- **Provided data**
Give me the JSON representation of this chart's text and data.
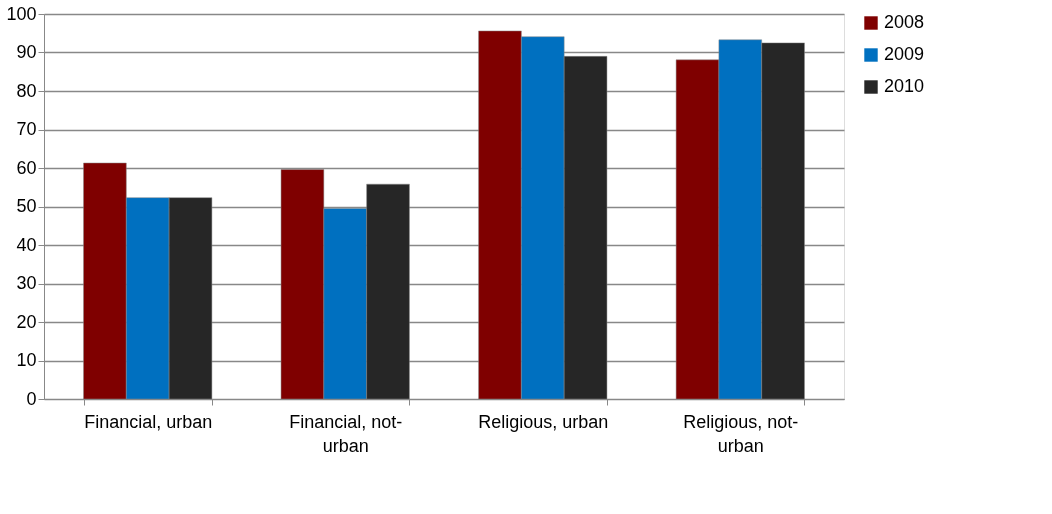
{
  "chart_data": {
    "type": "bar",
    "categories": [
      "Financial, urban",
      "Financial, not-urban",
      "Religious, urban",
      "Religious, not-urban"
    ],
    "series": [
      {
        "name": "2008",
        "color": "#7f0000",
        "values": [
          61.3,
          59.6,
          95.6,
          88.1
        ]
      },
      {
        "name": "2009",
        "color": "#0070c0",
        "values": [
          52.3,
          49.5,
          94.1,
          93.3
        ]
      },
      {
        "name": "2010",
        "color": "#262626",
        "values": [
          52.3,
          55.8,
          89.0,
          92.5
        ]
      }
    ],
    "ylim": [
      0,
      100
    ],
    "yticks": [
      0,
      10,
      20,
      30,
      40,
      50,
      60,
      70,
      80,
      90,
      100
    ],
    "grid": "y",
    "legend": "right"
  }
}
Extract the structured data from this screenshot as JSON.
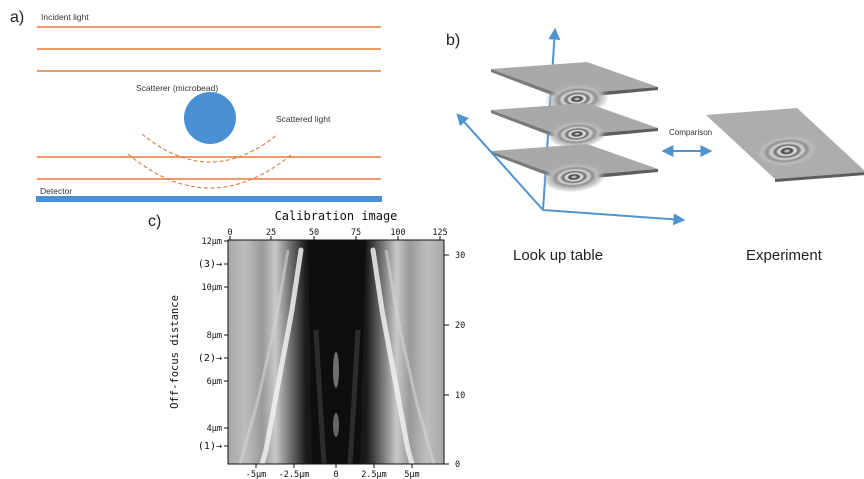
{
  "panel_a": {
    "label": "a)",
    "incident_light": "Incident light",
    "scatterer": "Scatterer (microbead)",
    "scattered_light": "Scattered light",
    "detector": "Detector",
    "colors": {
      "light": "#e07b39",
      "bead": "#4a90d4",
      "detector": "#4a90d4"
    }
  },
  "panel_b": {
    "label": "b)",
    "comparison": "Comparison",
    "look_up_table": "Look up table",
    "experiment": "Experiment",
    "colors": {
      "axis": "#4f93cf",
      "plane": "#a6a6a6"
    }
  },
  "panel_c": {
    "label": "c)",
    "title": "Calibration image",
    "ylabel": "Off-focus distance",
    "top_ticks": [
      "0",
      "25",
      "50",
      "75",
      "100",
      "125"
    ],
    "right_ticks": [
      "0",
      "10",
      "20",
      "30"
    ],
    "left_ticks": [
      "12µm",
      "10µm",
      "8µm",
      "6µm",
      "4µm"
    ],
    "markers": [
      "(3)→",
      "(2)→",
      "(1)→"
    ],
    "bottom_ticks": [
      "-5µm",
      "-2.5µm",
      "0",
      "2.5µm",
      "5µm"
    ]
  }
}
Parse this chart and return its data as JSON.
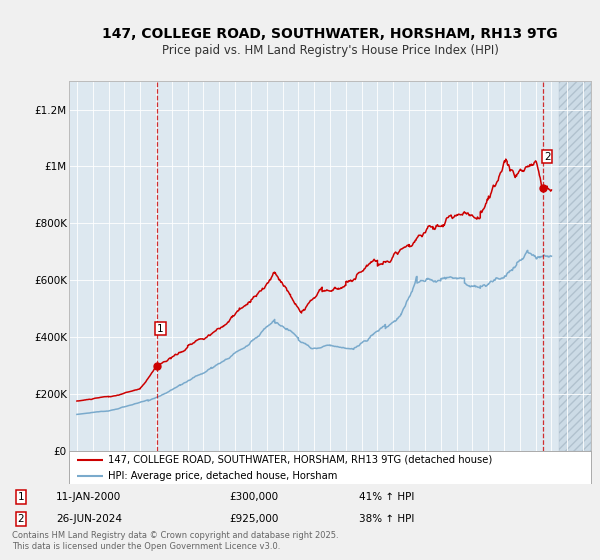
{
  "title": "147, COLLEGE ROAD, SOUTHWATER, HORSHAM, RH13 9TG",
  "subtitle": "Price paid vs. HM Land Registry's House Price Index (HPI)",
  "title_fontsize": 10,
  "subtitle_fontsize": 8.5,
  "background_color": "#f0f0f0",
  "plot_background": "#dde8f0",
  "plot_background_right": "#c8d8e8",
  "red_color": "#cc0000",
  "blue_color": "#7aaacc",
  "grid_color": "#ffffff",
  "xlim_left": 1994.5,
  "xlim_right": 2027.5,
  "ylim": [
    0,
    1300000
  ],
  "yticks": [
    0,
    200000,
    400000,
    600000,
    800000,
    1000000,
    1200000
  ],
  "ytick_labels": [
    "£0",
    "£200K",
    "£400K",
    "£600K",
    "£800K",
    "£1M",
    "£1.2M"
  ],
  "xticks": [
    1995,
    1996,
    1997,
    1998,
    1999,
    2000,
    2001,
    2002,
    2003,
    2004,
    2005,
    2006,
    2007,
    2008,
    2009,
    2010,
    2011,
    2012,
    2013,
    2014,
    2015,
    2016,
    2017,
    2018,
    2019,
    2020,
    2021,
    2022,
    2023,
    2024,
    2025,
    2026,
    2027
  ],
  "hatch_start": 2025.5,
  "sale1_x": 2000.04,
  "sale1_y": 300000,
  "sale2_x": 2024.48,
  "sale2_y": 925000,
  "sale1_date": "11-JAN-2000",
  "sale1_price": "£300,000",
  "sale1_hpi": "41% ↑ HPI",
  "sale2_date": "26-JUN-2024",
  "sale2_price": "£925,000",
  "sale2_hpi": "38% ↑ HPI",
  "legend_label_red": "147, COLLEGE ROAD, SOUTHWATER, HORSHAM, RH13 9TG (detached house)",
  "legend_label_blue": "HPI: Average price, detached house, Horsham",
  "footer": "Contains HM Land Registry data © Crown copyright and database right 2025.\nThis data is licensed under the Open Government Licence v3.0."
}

* * *

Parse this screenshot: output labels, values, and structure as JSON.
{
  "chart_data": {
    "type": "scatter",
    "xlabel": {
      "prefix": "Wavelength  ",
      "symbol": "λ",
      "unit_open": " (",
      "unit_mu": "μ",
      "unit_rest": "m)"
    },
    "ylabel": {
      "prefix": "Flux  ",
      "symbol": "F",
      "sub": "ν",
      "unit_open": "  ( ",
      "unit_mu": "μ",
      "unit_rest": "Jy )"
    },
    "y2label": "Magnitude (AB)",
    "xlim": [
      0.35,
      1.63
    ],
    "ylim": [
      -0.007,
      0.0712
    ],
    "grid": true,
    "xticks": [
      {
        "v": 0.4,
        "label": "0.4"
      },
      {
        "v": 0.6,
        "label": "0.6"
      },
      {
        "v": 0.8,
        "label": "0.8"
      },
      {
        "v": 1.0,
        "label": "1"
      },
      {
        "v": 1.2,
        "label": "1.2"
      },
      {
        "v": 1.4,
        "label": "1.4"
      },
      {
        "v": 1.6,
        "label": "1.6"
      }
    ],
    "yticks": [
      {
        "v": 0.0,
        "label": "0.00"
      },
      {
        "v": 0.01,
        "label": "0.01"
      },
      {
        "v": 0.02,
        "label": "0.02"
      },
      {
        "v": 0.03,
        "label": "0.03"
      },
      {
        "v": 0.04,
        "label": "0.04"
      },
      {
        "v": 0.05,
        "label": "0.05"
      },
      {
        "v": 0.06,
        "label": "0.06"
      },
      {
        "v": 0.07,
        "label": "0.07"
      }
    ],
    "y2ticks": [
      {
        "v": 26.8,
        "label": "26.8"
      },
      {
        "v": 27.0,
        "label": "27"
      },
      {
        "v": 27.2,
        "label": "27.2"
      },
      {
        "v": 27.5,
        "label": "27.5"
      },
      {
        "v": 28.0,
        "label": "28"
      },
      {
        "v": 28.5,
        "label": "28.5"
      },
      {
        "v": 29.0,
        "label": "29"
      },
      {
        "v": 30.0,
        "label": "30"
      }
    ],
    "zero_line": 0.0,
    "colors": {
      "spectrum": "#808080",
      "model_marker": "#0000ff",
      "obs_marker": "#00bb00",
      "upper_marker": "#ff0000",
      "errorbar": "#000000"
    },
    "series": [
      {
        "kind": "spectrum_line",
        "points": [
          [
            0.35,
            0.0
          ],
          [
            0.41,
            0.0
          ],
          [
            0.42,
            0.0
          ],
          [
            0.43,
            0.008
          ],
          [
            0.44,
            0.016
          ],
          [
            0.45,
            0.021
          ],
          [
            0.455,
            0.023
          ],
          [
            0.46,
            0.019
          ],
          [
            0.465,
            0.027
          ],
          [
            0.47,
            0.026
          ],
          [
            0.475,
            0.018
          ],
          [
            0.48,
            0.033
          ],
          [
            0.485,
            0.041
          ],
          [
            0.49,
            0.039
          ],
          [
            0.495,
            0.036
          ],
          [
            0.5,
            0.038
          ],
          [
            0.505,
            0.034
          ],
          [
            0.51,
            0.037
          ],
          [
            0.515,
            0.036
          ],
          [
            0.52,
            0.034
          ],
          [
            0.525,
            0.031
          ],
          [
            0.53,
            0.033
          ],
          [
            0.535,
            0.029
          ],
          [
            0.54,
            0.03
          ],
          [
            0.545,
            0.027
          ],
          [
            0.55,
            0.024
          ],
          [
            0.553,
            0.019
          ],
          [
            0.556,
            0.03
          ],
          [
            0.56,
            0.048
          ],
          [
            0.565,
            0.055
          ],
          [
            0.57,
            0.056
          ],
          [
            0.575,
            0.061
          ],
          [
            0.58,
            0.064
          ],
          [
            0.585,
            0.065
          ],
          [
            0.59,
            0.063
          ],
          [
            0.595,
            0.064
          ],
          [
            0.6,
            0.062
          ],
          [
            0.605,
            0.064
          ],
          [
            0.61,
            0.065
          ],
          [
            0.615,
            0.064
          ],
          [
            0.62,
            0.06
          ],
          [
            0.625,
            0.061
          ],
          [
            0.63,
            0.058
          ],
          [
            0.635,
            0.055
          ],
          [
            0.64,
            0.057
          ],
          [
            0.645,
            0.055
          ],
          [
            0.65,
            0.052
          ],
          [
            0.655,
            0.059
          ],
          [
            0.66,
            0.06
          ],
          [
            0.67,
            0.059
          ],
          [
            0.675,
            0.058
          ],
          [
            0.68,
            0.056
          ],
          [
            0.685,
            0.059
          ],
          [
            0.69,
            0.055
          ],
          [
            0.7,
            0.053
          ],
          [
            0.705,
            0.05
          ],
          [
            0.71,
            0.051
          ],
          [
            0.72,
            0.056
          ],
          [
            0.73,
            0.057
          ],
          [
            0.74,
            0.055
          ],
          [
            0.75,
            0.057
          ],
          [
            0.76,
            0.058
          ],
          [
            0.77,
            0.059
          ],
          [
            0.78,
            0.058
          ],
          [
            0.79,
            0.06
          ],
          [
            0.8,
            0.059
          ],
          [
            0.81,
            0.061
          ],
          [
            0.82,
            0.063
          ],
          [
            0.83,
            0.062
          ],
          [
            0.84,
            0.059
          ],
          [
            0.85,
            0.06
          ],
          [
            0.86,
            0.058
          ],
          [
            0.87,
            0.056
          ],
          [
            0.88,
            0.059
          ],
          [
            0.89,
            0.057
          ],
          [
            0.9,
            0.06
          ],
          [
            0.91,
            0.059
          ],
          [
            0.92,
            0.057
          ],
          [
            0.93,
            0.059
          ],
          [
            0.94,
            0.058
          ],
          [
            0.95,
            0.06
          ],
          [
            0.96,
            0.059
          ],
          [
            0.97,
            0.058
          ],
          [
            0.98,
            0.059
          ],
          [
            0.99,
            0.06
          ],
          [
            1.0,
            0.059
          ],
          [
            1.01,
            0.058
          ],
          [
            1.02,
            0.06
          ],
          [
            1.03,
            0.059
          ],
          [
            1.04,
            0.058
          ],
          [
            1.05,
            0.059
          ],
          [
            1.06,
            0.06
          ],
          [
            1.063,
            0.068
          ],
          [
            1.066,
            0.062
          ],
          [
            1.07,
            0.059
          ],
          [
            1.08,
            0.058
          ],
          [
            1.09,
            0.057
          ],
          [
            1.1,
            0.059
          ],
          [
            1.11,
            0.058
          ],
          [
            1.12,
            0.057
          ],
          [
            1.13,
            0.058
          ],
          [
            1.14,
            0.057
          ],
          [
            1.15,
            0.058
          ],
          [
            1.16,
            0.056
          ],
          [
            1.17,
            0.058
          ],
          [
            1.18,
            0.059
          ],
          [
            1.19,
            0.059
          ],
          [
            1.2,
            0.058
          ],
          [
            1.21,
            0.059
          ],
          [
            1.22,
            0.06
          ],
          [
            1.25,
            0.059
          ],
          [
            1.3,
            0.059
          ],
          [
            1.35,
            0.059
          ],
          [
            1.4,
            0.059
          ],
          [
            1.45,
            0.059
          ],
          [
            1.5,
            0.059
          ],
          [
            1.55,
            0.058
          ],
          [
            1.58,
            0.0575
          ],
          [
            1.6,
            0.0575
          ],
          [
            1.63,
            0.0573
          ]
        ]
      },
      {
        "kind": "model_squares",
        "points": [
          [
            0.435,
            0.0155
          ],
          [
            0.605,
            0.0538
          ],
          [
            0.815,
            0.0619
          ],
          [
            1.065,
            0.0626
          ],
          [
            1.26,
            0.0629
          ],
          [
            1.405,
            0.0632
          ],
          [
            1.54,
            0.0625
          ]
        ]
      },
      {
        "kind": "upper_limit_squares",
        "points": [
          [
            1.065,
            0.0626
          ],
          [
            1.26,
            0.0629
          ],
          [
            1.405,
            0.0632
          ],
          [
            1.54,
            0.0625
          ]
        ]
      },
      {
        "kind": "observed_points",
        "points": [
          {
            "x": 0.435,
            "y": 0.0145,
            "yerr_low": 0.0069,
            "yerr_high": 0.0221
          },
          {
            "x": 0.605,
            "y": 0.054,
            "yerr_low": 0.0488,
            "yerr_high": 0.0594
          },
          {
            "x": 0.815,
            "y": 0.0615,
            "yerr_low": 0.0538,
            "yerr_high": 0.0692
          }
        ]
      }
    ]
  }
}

- **Work to complete**
Of the lines in the data, how many hold the string "Financial"? State the number, nothing else.

- **Answer to the problem**
2